## MATERIAL SUPPLIED
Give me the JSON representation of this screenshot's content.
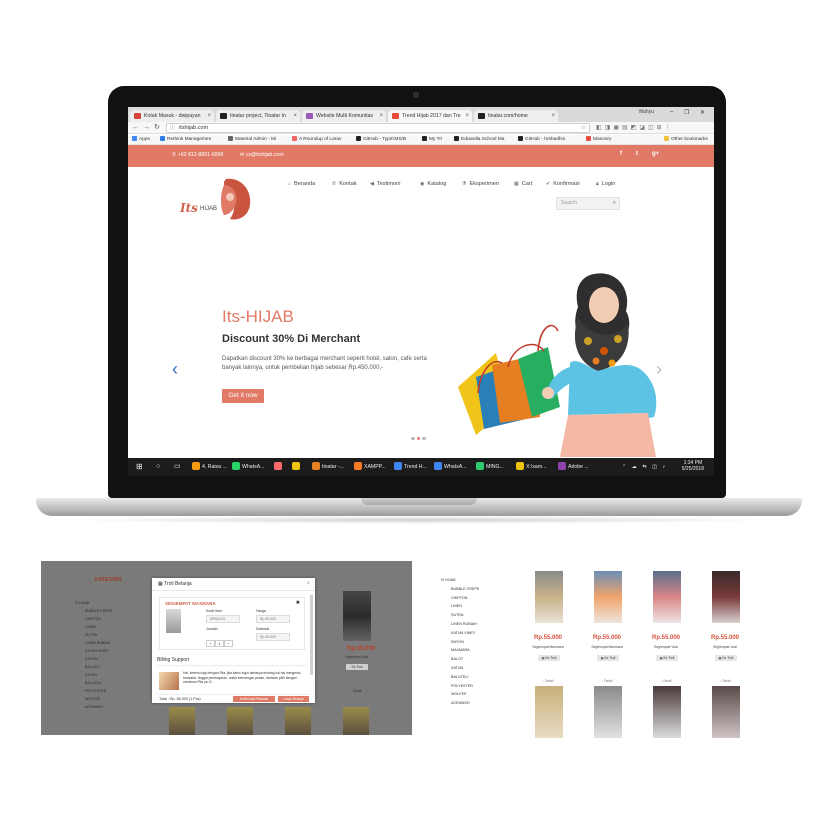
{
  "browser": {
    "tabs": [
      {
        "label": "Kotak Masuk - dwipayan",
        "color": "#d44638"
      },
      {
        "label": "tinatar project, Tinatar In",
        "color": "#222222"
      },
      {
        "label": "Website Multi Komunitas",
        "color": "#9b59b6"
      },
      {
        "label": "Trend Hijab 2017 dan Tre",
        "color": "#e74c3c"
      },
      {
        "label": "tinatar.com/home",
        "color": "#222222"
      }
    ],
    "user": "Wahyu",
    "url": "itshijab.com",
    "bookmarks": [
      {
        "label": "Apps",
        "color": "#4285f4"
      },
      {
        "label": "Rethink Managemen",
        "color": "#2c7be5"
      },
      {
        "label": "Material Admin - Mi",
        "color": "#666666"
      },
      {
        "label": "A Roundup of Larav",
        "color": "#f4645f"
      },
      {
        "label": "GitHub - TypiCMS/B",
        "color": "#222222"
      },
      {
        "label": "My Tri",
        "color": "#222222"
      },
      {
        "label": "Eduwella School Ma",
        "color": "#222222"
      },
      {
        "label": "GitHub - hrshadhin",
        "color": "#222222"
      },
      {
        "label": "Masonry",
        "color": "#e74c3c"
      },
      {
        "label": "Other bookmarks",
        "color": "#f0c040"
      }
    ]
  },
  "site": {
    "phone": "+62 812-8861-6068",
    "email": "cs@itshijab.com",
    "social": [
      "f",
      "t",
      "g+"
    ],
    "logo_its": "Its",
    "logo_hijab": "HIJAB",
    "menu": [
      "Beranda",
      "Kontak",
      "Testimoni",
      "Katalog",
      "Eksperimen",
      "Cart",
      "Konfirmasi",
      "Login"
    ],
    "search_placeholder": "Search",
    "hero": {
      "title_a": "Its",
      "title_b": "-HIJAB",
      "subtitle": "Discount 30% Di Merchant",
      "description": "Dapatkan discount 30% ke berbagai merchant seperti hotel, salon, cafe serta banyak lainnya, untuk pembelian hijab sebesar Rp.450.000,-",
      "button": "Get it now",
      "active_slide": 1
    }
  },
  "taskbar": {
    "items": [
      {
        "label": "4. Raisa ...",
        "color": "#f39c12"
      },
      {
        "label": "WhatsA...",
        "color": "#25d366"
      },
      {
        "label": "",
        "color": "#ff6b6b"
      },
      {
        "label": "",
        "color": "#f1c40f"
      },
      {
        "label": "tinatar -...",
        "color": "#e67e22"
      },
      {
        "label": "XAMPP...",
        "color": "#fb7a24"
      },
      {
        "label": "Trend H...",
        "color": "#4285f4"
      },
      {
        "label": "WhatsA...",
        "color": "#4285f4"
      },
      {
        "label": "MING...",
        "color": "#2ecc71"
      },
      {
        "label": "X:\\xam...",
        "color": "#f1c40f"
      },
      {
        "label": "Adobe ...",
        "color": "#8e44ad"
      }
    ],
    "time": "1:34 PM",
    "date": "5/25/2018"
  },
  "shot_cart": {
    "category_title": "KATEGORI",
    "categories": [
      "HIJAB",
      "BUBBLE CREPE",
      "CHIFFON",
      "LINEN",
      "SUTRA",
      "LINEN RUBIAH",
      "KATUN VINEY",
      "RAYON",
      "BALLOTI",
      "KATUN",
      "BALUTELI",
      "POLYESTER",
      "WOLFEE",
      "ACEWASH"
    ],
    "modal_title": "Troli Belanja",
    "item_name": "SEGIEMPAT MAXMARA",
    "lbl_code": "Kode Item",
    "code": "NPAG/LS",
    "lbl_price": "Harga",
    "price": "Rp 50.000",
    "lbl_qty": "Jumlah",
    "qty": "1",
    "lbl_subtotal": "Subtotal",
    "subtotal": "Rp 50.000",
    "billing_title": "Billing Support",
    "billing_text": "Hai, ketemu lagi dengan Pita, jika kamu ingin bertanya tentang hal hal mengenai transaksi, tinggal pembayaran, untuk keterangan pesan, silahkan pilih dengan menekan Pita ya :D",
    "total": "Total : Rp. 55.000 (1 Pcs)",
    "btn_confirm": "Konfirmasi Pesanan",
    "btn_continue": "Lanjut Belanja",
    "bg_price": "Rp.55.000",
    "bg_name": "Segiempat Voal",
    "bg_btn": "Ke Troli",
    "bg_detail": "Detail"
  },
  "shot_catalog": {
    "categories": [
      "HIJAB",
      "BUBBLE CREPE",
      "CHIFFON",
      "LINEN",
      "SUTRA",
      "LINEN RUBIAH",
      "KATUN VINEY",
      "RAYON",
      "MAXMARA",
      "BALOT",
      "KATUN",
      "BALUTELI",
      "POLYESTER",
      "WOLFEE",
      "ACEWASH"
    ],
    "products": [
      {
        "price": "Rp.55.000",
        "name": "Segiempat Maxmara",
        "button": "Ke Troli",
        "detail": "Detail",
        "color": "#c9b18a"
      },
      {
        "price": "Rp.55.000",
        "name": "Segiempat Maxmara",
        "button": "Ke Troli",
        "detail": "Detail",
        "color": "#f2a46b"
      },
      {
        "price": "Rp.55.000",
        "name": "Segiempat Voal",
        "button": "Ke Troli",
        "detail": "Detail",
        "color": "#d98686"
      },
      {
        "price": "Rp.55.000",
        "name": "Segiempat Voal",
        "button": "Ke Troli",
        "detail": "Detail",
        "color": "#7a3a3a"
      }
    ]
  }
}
...
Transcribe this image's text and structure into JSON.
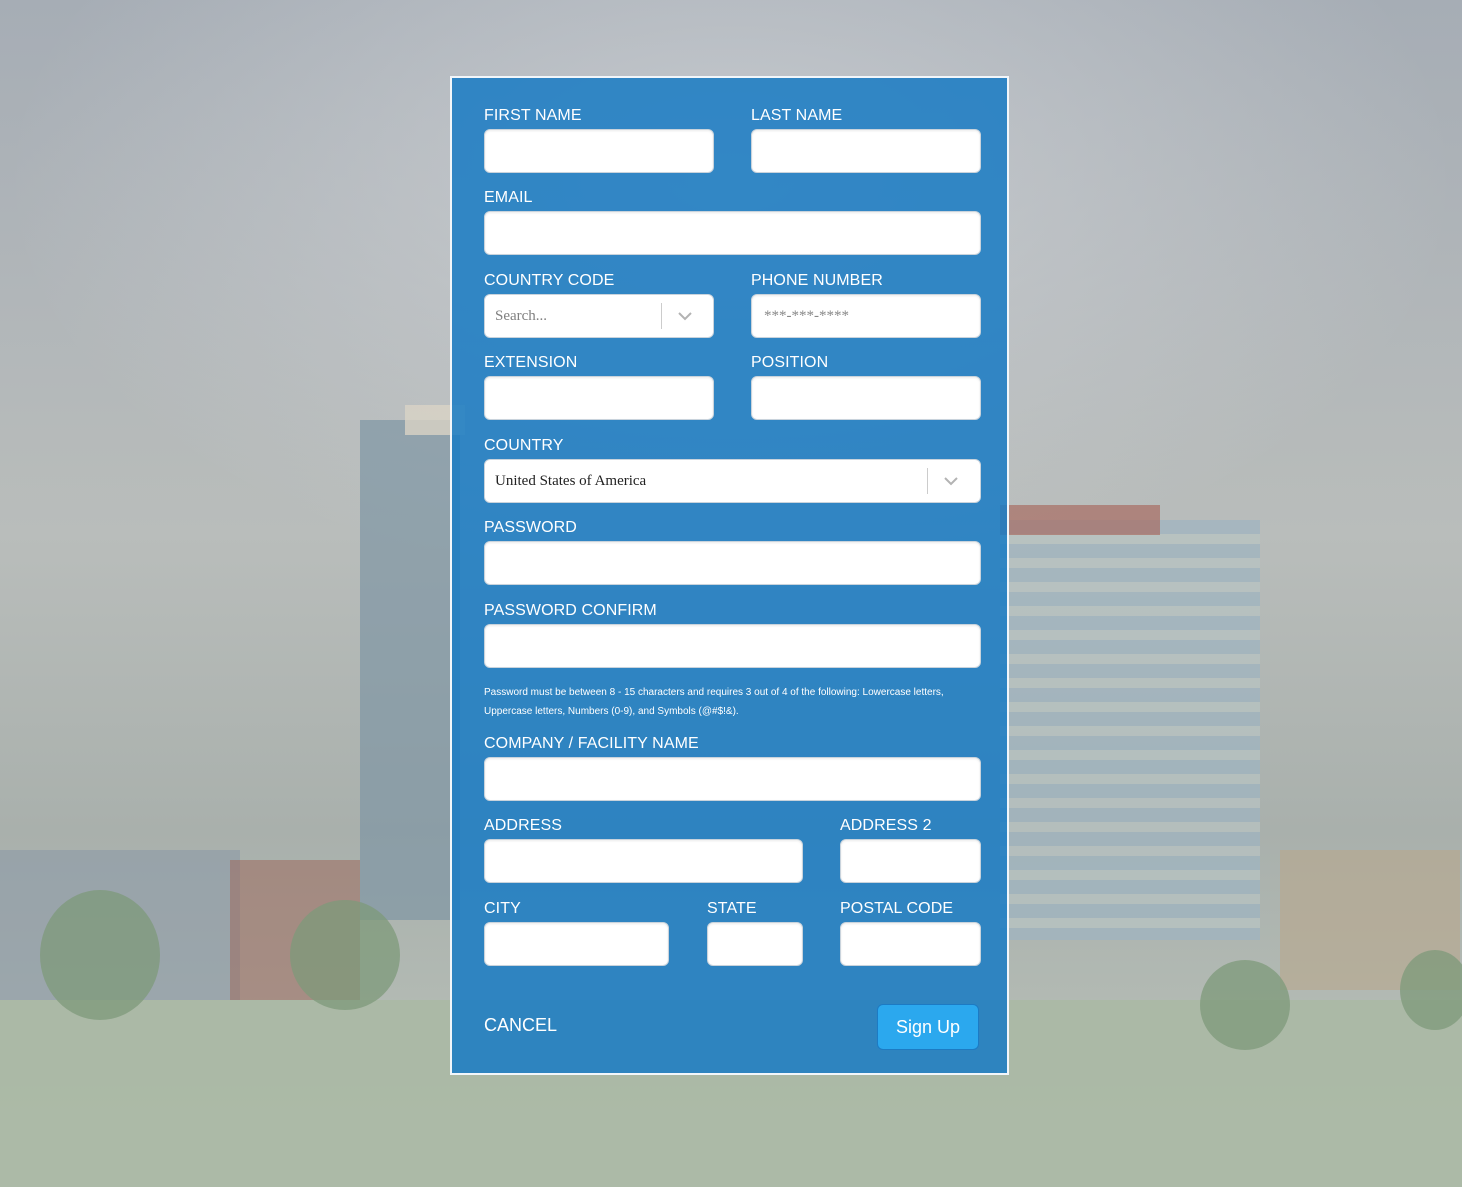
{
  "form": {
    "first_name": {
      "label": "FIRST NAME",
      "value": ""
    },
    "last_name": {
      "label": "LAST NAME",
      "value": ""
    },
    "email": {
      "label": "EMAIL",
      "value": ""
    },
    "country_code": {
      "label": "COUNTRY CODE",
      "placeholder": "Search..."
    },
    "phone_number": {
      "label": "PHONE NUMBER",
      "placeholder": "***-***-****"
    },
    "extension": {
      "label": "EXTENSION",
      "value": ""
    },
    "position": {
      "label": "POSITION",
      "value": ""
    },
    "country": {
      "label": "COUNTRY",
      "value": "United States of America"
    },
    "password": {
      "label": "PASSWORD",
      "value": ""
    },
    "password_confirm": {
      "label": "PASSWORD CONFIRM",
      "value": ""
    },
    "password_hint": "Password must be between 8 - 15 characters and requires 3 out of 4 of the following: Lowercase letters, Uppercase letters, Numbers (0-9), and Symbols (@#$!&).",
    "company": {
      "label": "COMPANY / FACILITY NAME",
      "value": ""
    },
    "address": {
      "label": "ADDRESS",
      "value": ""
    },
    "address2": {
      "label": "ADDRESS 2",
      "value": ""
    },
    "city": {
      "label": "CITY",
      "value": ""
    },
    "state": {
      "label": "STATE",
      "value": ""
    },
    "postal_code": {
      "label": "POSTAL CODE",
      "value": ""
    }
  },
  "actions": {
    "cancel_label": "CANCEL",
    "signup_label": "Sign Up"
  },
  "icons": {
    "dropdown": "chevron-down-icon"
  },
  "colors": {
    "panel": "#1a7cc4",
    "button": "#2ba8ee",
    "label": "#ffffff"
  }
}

## EXERCISE GOAL
Copy each line from the data above that includes "GitHub".

## SOLUTION TO THIS EXERCISE
        "label": "GitHub - TypiCMS/B",
        "label": "GitHub - hrshadhin",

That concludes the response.